> **READING TEXT**
=====

John Carson’s meticulous and engaging book describes the “edifice of merit” in which all readers of Technology and Culture perforce live today: the 250-year-old accretion of social relations and political ideologies built around Western ideas regarding human intellectual capacity. The Measure of Merit offers a history of what counted as intelligence in France and the United States from the mid-eighteenth to the mid-twentieth century, including a fluctuating set of personal traits believed to be related to intellect, such as virtue, self-discipline, and race or gender. The book follows dozens of celebrated and lesser-known French and American intellectuals through their thinking about thinking: Is human cognition a unitary phenomenon, or is it made up of many discrete mental processes? Is it subordinate to one’s moral, or psychological, makeup? Related to brain size? Throughout, of course, the “nature/nurture” question remains central: Are individuals’ manifest intellectual abilities the result of inborn talents, social conditions, or some combination of the two?

That debate has always had huge policy repercussions, as observers have asked what responsibility a republic, or for that matter a single public [End Page 209] school classroom, might bear for the mental attainments or deficits of its constituents. From Jean-Jacques Rousseau, the marquis de Condorcet, and Thomas Jefferson through Herbert Spencer, Francis Galton, Robert Yerkes, and Alfred Binet, Carson provides a timeline of tremendous specificity, tracking both his subjects’ original doctrine and audience reactions to those ideas over time. A host of less prominent figures from eighteenth-century government functionaries to nineteenth-century college presidents to twentieth-century military psychologists demonstrate how intellectual discourse regarding talent and competence has translated into institutional practice. Carson offers a narrative with undeniable resonance for scholars and educators today, providing immensely useful histories of the cultural institutions through which many of us have gained, or been denied, our own opportunities in life.

=====

> **DIRECTION 1**
According to the book review, why has the debate over the origins of intellectual ability had huge policy repercussions? Answer in one to three sentences.
The book review and the entries come from unrelated sources.

> **DATA SHOWN**
=====

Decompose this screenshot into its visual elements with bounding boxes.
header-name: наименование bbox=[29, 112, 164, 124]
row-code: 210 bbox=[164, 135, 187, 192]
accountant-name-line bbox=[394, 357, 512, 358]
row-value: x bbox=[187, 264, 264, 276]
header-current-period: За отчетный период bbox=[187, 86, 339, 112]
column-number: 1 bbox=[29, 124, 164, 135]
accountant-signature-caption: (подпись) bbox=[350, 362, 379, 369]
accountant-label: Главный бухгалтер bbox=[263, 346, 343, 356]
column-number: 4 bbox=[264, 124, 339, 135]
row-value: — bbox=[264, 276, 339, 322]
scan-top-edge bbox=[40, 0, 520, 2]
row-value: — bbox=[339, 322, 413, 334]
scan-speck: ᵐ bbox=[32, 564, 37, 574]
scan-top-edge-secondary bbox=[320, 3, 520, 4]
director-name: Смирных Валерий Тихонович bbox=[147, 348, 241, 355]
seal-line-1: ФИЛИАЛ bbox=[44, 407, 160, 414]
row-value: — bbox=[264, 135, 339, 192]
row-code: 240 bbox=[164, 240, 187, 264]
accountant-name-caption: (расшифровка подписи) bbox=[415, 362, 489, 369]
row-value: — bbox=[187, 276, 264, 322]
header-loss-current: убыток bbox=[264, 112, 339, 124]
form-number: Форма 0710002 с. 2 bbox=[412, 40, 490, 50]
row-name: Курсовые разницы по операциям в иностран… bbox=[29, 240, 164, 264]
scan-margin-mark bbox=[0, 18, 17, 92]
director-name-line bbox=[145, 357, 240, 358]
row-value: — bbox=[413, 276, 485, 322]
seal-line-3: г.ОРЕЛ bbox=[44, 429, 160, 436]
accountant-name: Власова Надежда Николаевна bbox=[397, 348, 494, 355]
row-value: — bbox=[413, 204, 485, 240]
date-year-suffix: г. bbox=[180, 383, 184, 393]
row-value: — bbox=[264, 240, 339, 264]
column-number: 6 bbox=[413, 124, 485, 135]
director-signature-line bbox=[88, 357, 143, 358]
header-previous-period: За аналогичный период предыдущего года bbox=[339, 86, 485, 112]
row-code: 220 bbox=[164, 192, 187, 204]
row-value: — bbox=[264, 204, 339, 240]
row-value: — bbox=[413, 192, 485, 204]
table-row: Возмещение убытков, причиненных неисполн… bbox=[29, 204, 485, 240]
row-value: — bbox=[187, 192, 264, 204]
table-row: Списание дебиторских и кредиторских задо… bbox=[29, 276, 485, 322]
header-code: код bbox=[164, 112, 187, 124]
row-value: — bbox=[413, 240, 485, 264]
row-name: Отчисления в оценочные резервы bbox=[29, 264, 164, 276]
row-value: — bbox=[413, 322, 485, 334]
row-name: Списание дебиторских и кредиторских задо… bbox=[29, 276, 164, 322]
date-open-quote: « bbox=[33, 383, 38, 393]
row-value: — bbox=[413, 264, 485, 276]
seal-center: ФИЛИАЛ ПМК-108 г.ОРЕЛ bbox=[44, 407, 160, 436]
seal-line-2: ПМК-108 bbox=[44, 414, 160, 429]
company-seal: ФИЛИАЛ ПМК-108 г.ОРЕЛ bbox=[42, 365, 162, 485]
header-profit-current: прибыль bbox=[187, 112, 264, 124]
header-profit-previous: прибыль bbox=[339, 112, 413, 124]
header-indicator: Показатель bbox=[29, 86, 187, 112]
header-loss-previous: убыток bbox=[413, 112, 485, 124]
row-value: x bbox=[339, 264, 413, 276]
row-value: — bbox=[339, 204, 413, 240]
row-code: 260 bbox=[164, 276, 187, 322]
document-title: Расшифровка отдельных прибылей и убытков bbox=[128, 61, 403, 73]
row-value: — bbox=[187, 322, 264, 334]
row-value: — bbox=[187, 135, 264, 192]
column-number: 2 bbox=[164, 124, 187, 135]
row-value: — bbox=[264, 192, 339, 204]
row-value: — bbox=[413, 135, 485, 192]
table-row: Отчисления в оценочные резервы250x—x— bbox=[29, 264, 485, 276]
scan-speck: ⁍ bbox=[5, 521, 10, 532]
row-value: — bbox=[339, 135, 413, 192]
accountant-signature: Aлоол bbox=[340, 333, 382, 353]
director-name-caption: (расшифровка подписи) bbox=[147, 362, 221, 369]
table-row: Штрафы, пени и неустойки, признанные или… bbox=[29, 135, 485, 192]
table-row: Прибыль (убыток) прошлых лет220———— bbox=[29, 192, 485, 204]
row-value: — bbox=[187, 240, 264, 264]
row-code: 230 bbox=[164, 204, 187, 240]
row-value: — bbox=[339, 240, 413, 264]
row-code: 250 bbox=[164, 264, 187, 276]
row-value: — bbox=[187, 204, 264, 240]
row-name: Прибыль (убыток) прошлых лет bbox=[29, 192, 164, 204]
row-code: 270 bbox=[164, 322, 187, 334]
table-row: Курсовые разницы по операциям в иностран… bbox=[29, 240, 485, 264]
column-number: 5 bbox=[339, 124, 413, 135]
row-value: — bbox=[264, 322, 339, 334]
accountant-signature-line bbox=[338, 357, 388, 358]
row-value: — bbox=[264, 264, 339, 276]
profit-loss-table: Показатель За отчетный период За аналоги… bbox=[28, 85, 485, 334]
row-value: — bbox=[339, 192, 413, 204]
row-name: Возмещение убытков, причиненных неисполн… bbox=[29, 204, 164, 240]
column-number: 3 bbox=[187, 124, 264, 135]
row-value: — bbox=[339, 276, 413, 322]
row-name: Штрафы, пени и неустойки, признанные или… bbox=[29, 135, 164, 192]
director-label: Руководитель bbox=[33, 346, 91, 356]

=====

> **DIRECTION 2**
Reproduce the entries word for word, starting with their first line and ending with the line that contains "scan-speck: ᵐ bbox=[32, 564, 37, 574]", with both ends included.

> **CORRECT ANSWER 1**
It has had huge policy repercussions because observers have asked what responsibility a republic, or even a single public school classroom, might bear for the mental attainments or deficits of its constituents.

> **CORRECT ANSWER 2**
Decompose this screenshot into its visual elements with bounding boxes.
header-name: наименование bbox=[29, 112, 164, 124]
row-code: 210 bbox=[164, 135, 187, 192]
accountant-name-line bbox=[394, 357, 512, 358]
row-value: x bbox=[187, 264, 264, 276]
header-current-period: За отчетный период bbox=[187, 86, 339, 112]
column-number: 1 bbox=[29, 124, 164, 135]
accountant-signature-caption: (подпись) bbox=[350, 362, 379, 369]
accountant-label: Главный бухгалтер bbox=[263, 346, 343, 356]
column-number: 4 bbox=[264, 124, 339, 135]
row-value: — bbox=[264, 276, 339, 322]
scan-top-edge bbox=[40, 0, 520, 2]
row-value: — bbox=[339, 322, 413, 334]
scan-speck: ᵐ bbox=[32, 564, 37, 574]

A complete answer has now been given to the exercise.